Write out all the entries word for word and omit any pictures.

Extracted records
[Begin]
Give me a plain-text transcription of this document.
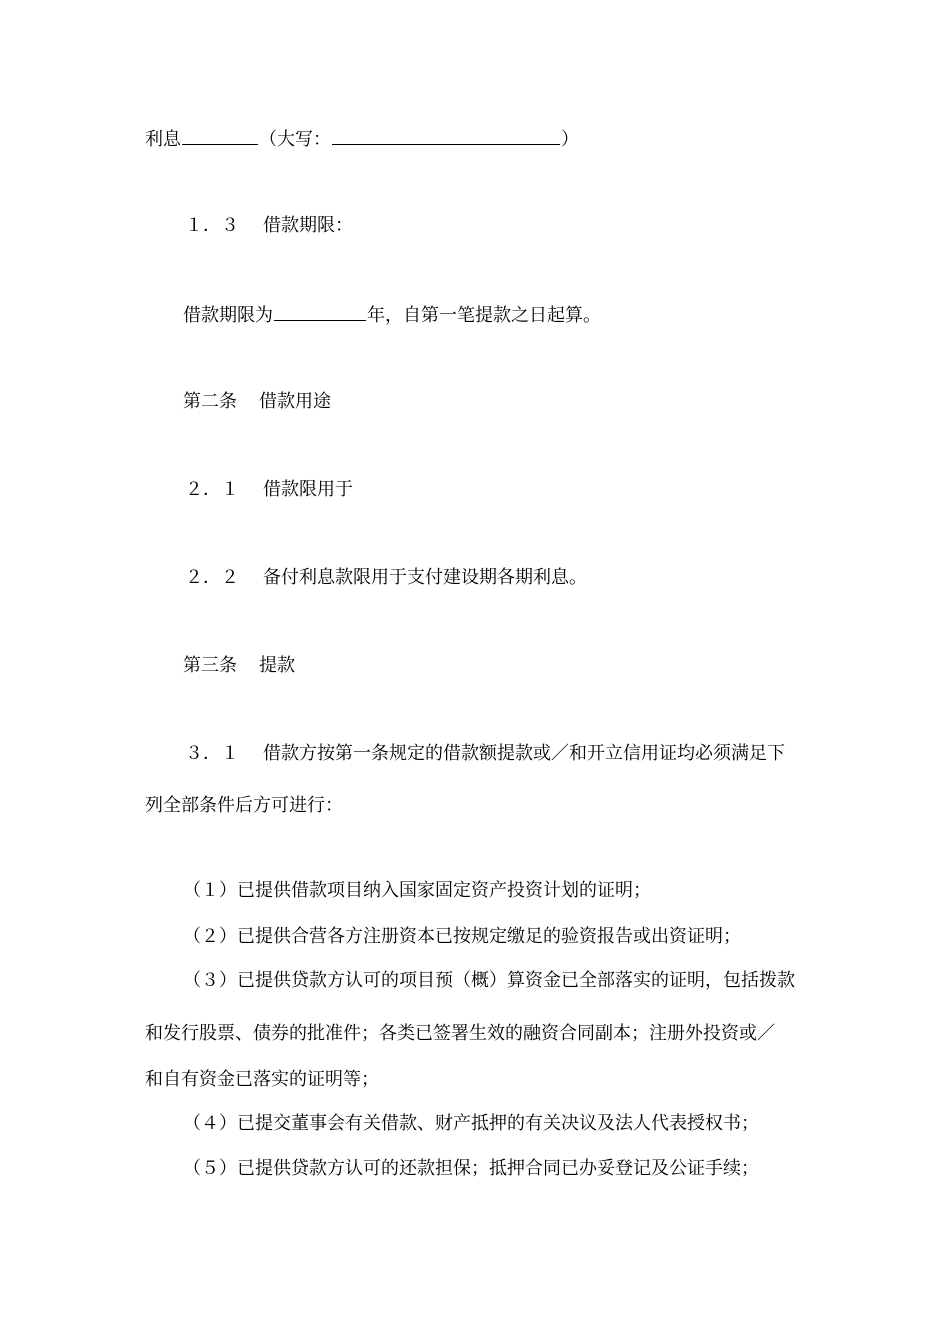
利息	（大写：	）
１．３ 借款期限：
借款期限为	年，自第一笔提款之日起算。
第二条 借款用途
２．１ 借款限用于
２．２ 备付利息款限用于支付建设期各期利息。
第三条 提款
３．１ 借款方按第一条规定的借款额提款或／和开立信用证均必须满足下
列全部条件后方可进行：
（１）已提供借款项目纳入国家固定资产投资计划的证明；
（２）已提供合营各方注册资本已按规定缴足的验资报告或出资证明；
（３）已提供贷款方认可的项目预（概）算资金已全部落实的证明，包括拨款
和发行股票、债券的批准件；各类已签署生效的融资合同副本；注册外投资或／
和自有资金已落实的证明等；
（４）已提交董事会有关借款、财产抵押的有关决议及法人代表授权书；
（５）已提供贷款方认可的还款担保；抵押合同已办妥登记及公证手续；
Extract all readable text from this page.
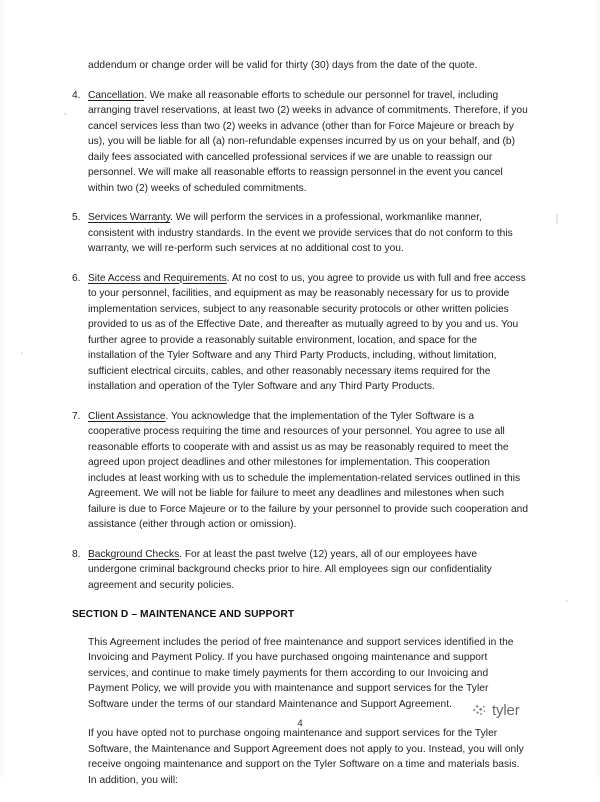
addendum or change order will be valid for thirty (30) days from the date of the quote.

4. Cancellation. We make all reasonable efforts to schedule our personnel for travel, including arranging travel reservations, at least two (2) weeks in advance of commitments. Therefore, if you cancel services less than two (2) weeks in advance (other than for Force Majeure or breach by us), you will be liable for all (a) non-refundable expenses incurred by us on your behalf, and (b) daily fees associated with cancelled professional services if we are unable to reassign our personnel. We will make all reasonable efforts to reassign personnel in the event you cancel within two (2) weeks of scheduled commitments.
5. Services Warranty. We will perform the services in a professional, workmanlike manner, consistent with industry standards. In the event we provide services that do not conform to this warranty, we will re-perform such services at no additional cost to you.
6. Site Access and Requirements. At no cost to us, you agree to provide us with full and free access to your personnel, facilities, and equipment as may be reasonably necessary for us to provide implementation services, subject to any reasonable security protocols or other written policies provided to us as of the Effective Date, and thereafter as mutually agreed to by you and us. You further agree to provide a reasonably suitable environment, location, and space for the installation of the Tyler Software and any Third Party Products, including, without limitation, sufficient electrical circuits, cables, and other reasonably necessary items required for the installation and operation of the Tyler Software and any Third Party Products.
7. Client Assistance. You acknowledge that the implementation of the Tyler Software is a cooperative process requiring the time and resources of your personnel. You agree to use all reasonable efforts to cooperate with and assist us as may be reasonably required to meet the agreed upon project deadlines and other milestones for implementation. This cooperation includes at least working with us to schedule the implementation-related services outlined in this Agreement. We will not be liable for failure to meet any deadlines and milestones when such failure is due to Force Majeure or to the failure by your personnel to provide such cooperation and assistance (either through action or omission).
8. Background Checks. For at least the past twelve (12) years, all of our employees have undergone criminal background checks prior to hire. All employees sign our confidentiality agreement and security policies.
SECTION D – MAINTENANCE AND SUPPORT

This Agreement includes the period of free maintenance and support services identified in the Invoicing and Payment Policy. If you have purchased ongoing maintenance and support services, and continue to make timely payments for them according to our Invoicing and Payment Policy, we will provide you with maintenance and support services for the Tyler Software under the terms of our standard Maintenance and Support Agreement.

If you have opted not to purchase ongoing maintenance and support services for the Tyler Software, the Maintenance and Support Agreement does not apply to you. Instead, you will only receive ongoing maintenance and support on the Tyler Software on a time and materials basis. In addition, you will:

4
tyler
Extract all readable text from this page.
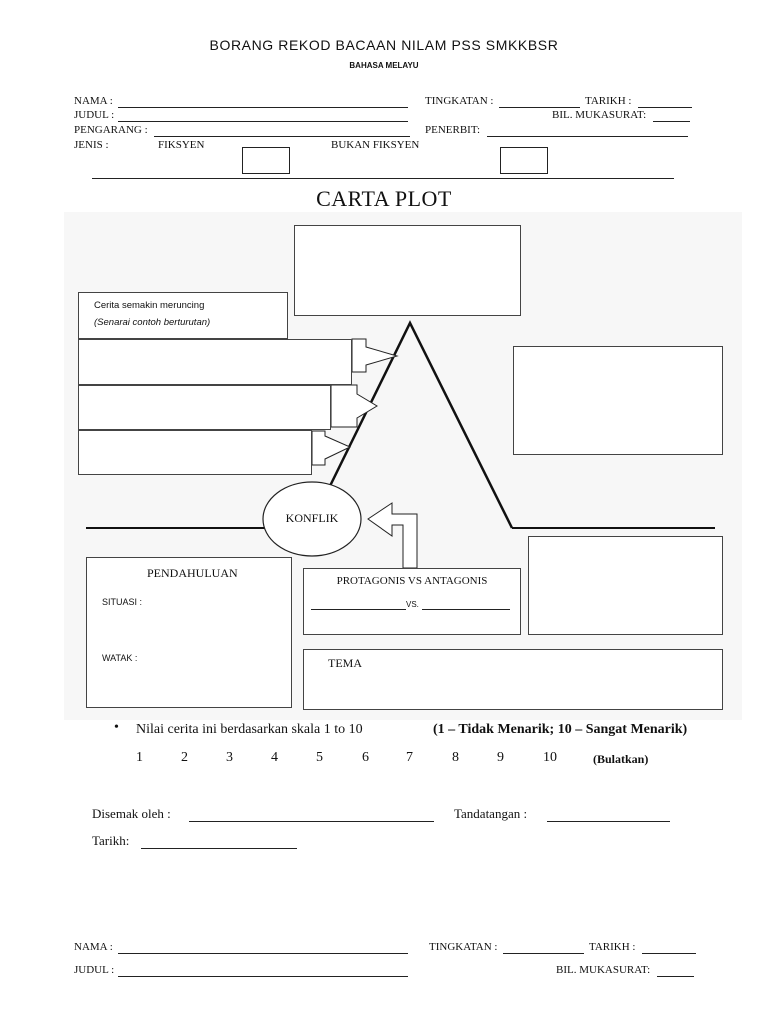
BORANG REKOD BACAAN NILAM PSS SMKKBSR
BAHASA MELAYU
NAMA :	TINGKATAN :	TARIKH :
JUDUL :	BIL. MUKASURAT:
PENGARANG :	PENERBIT:
JENIS :	FIKSYEN	BUKAN FIKSYEN
CARTA PLOT
Cerita semakin meruncing
(Senarai contoh berturutan)
KONFLIK
PENDAHULUAN
SITUASI :
WATAK :
PROTAGONIS VS ANTAGONIS
VS.
TEMA
• Nilai cerita ini berdasarkan skala 1 to 10	(1 – Tidak Menarik; 10 – Sangat Menarik)
1	2	3	4	5	6	7	8	9	10	(Bulatkan)
Disemak oleh :	Tandatangan :
Tarikh:
NAMA :	TINGKATAN :	TARIKH :
JUDUL :	BIL. MUKASURAT:
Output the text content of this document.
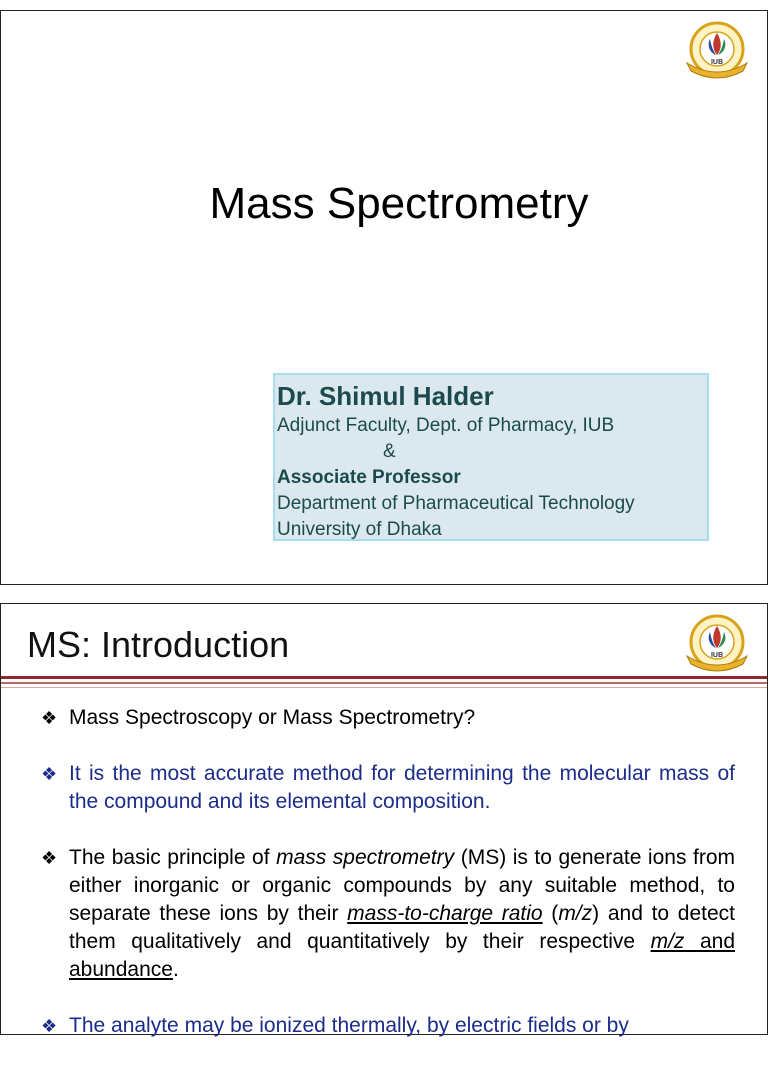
IUB
Mass Spectrometry
Dr. Shimul Halder
Adjunct Faculty, Dept. of Pharmacy, IUB
&
Associate Professor
Department of Pharmaceutical Technology
University of Dhaka
IUB
MS: Introduction
❖ Mass Spectroscopy or Mass Spectrometry?
❖ It is the most accurate method for determining the molecular mass of the compound and its elemental composition.
❖ The basic principle of mass spectrometry (MS) is to generate ions from either inorganic or organic compounds by any suitable method, to separate these ions by their mass-to-charge ratio (m/z) and to detect them qualitatively and quantitatively by their respective m/z and abundance.
❖ The analyte may be ionized thermally, by electric fields or by
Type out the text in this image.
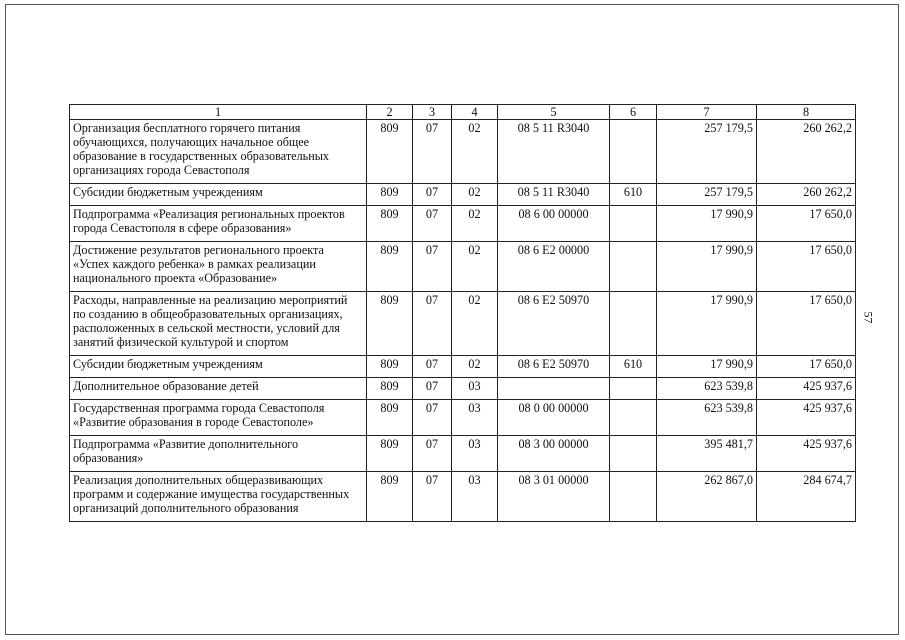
1	2	3	4	5	6	7	8
Организация бесплатного горячего питания обучающихся, получающих начальное общее образование в государственных образовательных организациях города Севастополя	809	07	02	08 5 11 R3040		257 179,5	260 262,2
Субсидии бюджетным учреждениям	809	07	02	08 5 11 R3040	610	257 179,5	260 262,2
Подпрограмма «Реализация региональных проектов города Севастополя в сфере образования»	809	07	02	08 6 00 00000		17 990,9	17 650,0
Достижение результатов регионального проекта «Успех каждого ребенка» в рамках реализации национального проекта «Образование»	809	07	02	08 6 E2 00000		17 990,9	17 650,0
Расходы, направленные на реализацию мероприятий по созданию в общеобразовательных организациях, расположенных в сельской местности, условий для занятий физической культурой и спортом	809	07	02	08 6 E2 50970		17 990,9	17 650,0
Субсидии бюджетным учреждениям	809	07	02	08 6 E2 50970	610	17 990,9	17 650,0
Дополнительное образование детей	809	07	03			623 539,8	425 937,6
Государственная программа города Севастополя «Развитие образования в городе Севастополе»	809	07	03	08 0 00 00000		623 539,8	425 937,6
Подпрограмма «Развитие дополнительного образования»	809	07	03	08 3 00 00000		395 481,7	425 937,6
Реализация дополнительных общеразвивающих программ и содержание имущества государственных организаций дополнительного образования	809	07	03	08 3 01 00000		262 867,0	284 674,7
57
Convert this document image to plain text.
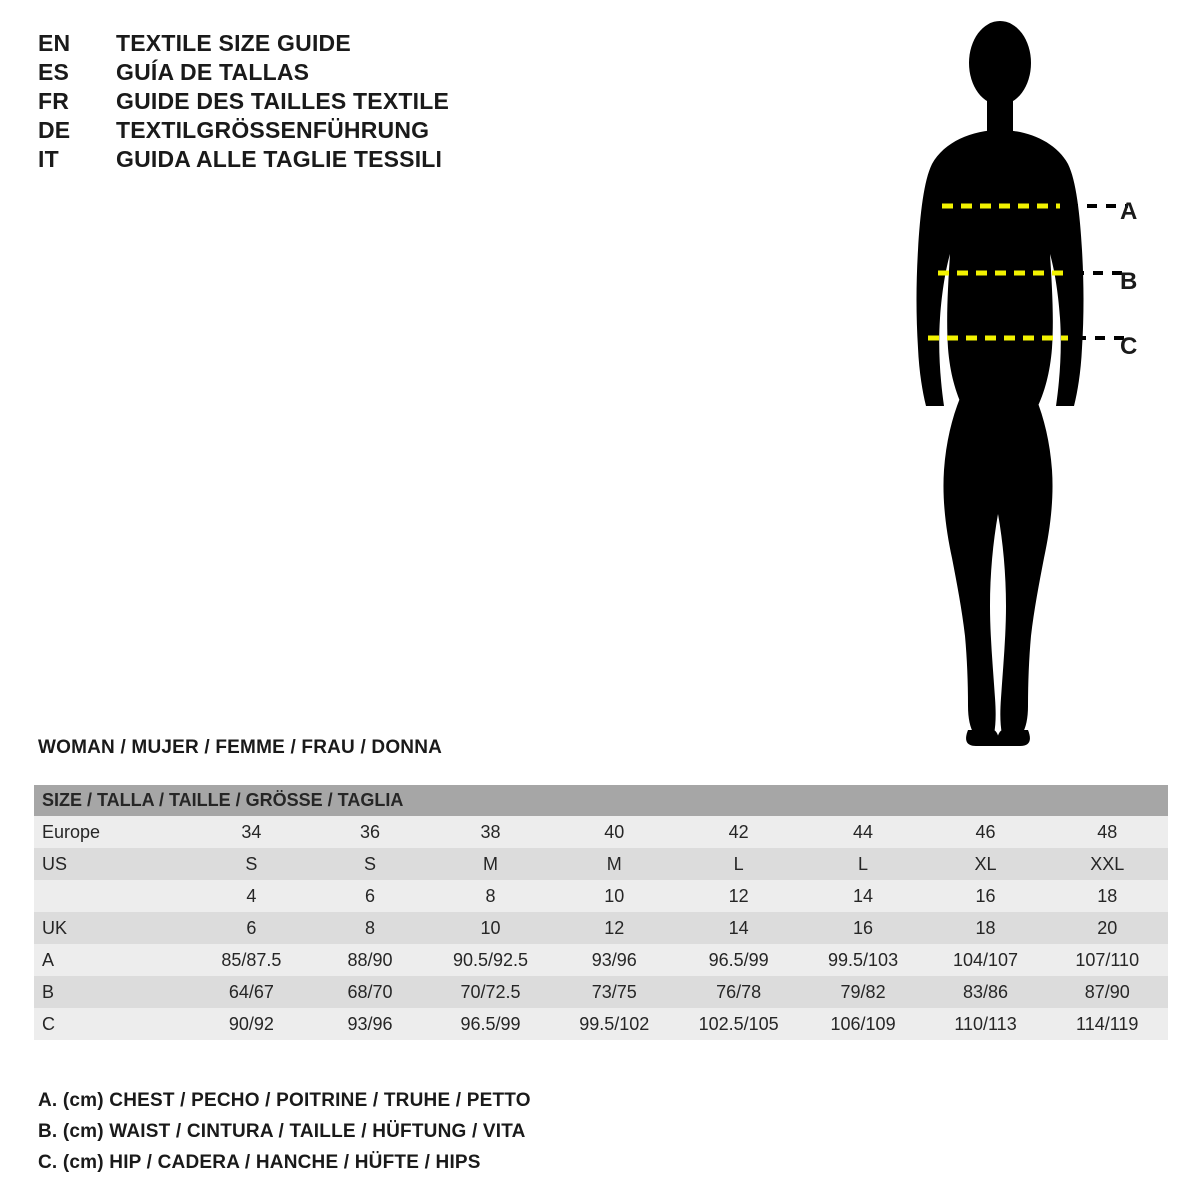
EN	TEXTILE SIZE GUIDE
ES	GUÍA DE TALLAS
FR	GUIDE DES TAILLES TEXTILE
DE	TEXTILGRÖSSENFÜHRUNG
IT	GUIDA ALLE TAGLIE TESSILI
A
B
C
WOMAN / MUJER / FEMME / FRAU / DONNA
SIZE / TALLA / TAILLE / GRÖSSE / TAGLIA								
Europe	34	36	38	40	42	44	46	48
US	S	S	M	M	L	L	XL	XXL
	4	6	8	10	12	14	16	18
UK	6	8	10	12	14	16	18	20
A	85/87.5	88/90	90.5/92.5	93/96	96.5/99	99.5/103	104/107	107/110
B	64/67	68/70	70/72.5	73/75	76/78	79/82	83/86	87/90
C	90/92	93/96	96.5/99	99.5/102	102.5/105	106/109	110/113	114/119
A. (cm) CHEST / PECHO / POITRINE / TRUHE / PETTO
B. (cm) WAIST / CINTURA / TAILLE / HÜFTUNG / VITA
C. (cm) HIP / CADERA / HANCHE / HÜFTE / HIPS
[End]
TASK OUTPUT.
Give me a plain-text transcription of this document.
利息	（大写：	）
１．３ 借款期限：
借款期限为	年，自第一笔提款之日起算。
第二条 借款用途
２．１ 借款限用于
２．２ 备付利息款限用于支付建设期各期利息。
第三条 提款
３．１ 借款方按第一条规定的借款额提款或／和开立信用证均必须满足下
列全部条件后方可进行：
（１）已提供借款项目纳入国家固定资产投资计划的证明；
（２）已提供合营各方注册资本已按规定缴足的验资报告或出资证明；
（３）已提供贷款方认可的项目预（概）算资金已全部落实的证明，包括拨款
和发行股票、债券的批准件；各类已签署生效的融资合同副本；注册外投资或／
和自有资金已落实的证明等；
（４）已提交董事会有关借款、财产抵押的有关决议及法人代表授权书；
（５）已提供贷款方认可的还款担保；抵押合同已办妥登记及公证手续；
Extract all readable text from this page.
addendum or change order will be valid for thirty (30) days from the date of the quote.

4. Cancellation. We make all reasonable efforts to schedule our personnel for travel, including arranging travel reservations, at least two (2) weeks in advance of commitments. Therefore, if you cancel services less than two (2) weeks in advance (other than for Force Majeure or breach by us), you will be liable for all (a) non-refundable expenses incurred by us on your behalf, and (b) daily fees associated with cancelled professional services if we are unable to reassign our personnel. We will make all reasonable efforts to reassign personnel in the event you cancel within two (2) weeks of scheduled commitments.
5. Services Warranty. We will perform the services in a professional, workmanlike manner, consistent with industry standards. In the event we provide services that do not conform to this warranty, we will re-perform such services at no additional cost to you.
6. Site Access and Requirements. At no cost to us, you agree to provide us with full and free access to your personnel, facilities, and equipment as may be reasonably necessary for us to provide implementation services, subject to any reasonable security protocols or other written policies provided to us as of the Effective Date, and thereafter as mutually agreed to by you and us. You further agree to provide a reasonably suitable environment, location, and space for the installation of the Tyler Software and any Third Party Products, including, without limitation, sufficient electrical circuits, cables, and other reasonably necessary items required for the installation and operation of the Tyler Software and any Third Party Products.
7. Client Assistance. You acknowledge that the implementation of the Tyler Software is a cooperative process requiring the time and resources of your personnel. You agree to use all reasonable efforts to cooperate with and assist us as may be reasonably required to meet the agreed upon project deadlines and other milestones for implementation. This cooperation includes at least working with us to schedule the implementation-related services outlined in this Agreement. We will not be liable for failure to meet any deadlines and milestones when such failure is due to Force Majeure or to the failure by your personnel to provide such cooperation and assistance (either through action or omission).
8. Background Checks. For at least the past twelve (12) years, all of our employees have undergone criminal background checks prior to hire. All employees sign our confidentiality agreement and security policies.
SECTION D – MAINTENANCE AND SUPPORT

This Agreement includes the period of free maintenance and support services identified in the Invoicing and Payment Policy. If you have purchased ongoing maintenance and support services, and continue to make timely payments for them according to our Invoicing and Payment Policy, we will provide you with maintenance and support services for the Tyler Software under the terms of our standard Maintenance and Support Agreement.

If you have opted not to purchase ongoing maintenance and support services for the Tyler Software, the Maintenance and Support Agreement does not apply to you. Instead, you will only receive ongoing maintenance and support on the Tyler Software on a time and materials basis. In addition, you will:

4
tyler
Extract all readable text from this page.
BORANG REKOD BACAAN NILAM PSS SMKKBSR
BAHASA MELAYU
NAMA :	TINGKATAN :	TARIKH :
JUDUL :	BIL. MUKASURAT:
PENGARANG :	PENERBIT:
JENIS :	FIKSYEN	BUKAN FIKSYEN
CARTA PLOT
Cerita semakin meruncing
(Senarai contoh berturutan)
KONFLIK
PENDAHULUAN
SITUASI :
WATAK :
PROTAGONIS VS ANTAGONIS
VS.
TEMA
• Nilai cerita ini berdasarkan skala 1 to 10	(1 – Tidak Menarik; 10 – Sangat Menarik)
1	2	3	4	5	6	7	8	9	10	(Bulatkan)
Disemak oleh :	Tandatangan :
Tarikh:
NAMA :	TINGKATAN :	TARIKH :
JUDUL :	BIL. MUKASURAT:
Output the text content of this document.
IUB
Mass Spectrometry
Dr. Shimul Halder
Adjunct Faculty, Dept. of Pharmacy, IUB
&
Associate Professor
Department of Pharmaceutical Technology
University of Dhaka
IUB
MS: Introduction
❖ Mass Spectroscopy or Mass Spectrometry?
❖ It is the most accurate method for determining the molecular mass of the compound and its elemental composition.
❖ The basic principle of mass spectrometry (MS) is to generate ions from either inorganic or organic compounds by any suitable method, to separate these ions by their mass-to-charge ratio (m/z) and to detect them qualitatively and quantitatively by their respective m/z and abundance.
❖ The analyte may be ionized thermally, by electric fields or by
Type out the text in this image.
1	2	3	4	5	6	7	8
Организация бесплатного горячего питания обучающихся, получающих начальное общее образование в государственных образовательных организациях города Севастополя	809	07	02	08 5 11 R3040		257 179,5	260 262,2
Субсидии бюджетным учреждениям	809	07	02	08 5 11 R3040	610	257 179,5	260 262,2
Подпрограмма «Реализация региональных проектов города Севастополя в сфере образования»	809	07	02	08 6 00 00000		17 990,9	17 650,0
Достижение результатов регионального проекта «Успех каждого ребенка» в рамках реализации национального проекта «Образование»	809	07	02	08 6 E2 00000		17 990,9	17 650,0
Расходы, направленные на реализацию мероприятий по созданию в общеобразовательных организациях, расположенных в сельской местности, условий для занятий физической культурой и спортом	809	07	02	08 6 E2 50970		17 990,9	17 650,0
Субсидии бюджетным учреждениям	809	07	02	08 6 E2 50970	610	17 990,9	17 650,0
Дополнительное образование детей	809	07	03			623 539,8	425 937,6
Государственная программа города Севастополя «Развитие образования в городе Севастополе»	809	07	03	08 0 00 00000		623 539,8	425 937,6
Подпрограмма «Развитие дополнительного образования»	809	07	03	08 3 00 00000		395 481,7	425 937,6
Реализация дополнительных общеразвивающих программ и содержание имущества государственных организаций дополнительного образования	809	07	03	08 3 01 00000		262 867,0	284 674,7
57
Convert this document image to plain text.
EN	TEXTILE SIZE GUIDE
ES	GUÍA DE TALLAS
FR	GUIDE DES TAILLES TEXTILE
DE	TEXTILGRÖSSENFÜHRUNG
IT	GUIDA ALLE TAGLIE TESSILI
A
B
C
WOMAN / MUJER / FEMME / FRAU / DONNA
SIZE / TALLA / TAILLE / GRÖSSE / TAGLIA								
Europe	34	36	38	40	42	44	46	48
US	S	S	M	M	L	L	XL	XXL
	4	6	8	10	12	14	16	18
UK	6	8	10	12	14	16	18	20
A	85/87.5	88/90	90.5/92.5	93/96	96.5/99	99.5/103	104/107	107/110
B	64/67	68/70	70/72.5	73/75	76/78	79/82	83/86	87/90
C	90/92	93/96	96.5/99	99.5/102	102.5/105	106/109	110/113	114/119
A. (cm) CHEST / PECHO / POITRINE / TRUHE / PETTO
B. (cm) WAIST / CINTURA / TAILLE / HÜFTUNG / VITA
C. (cm) HIP / CADERA / HANCHE / HÜFTE / HIPS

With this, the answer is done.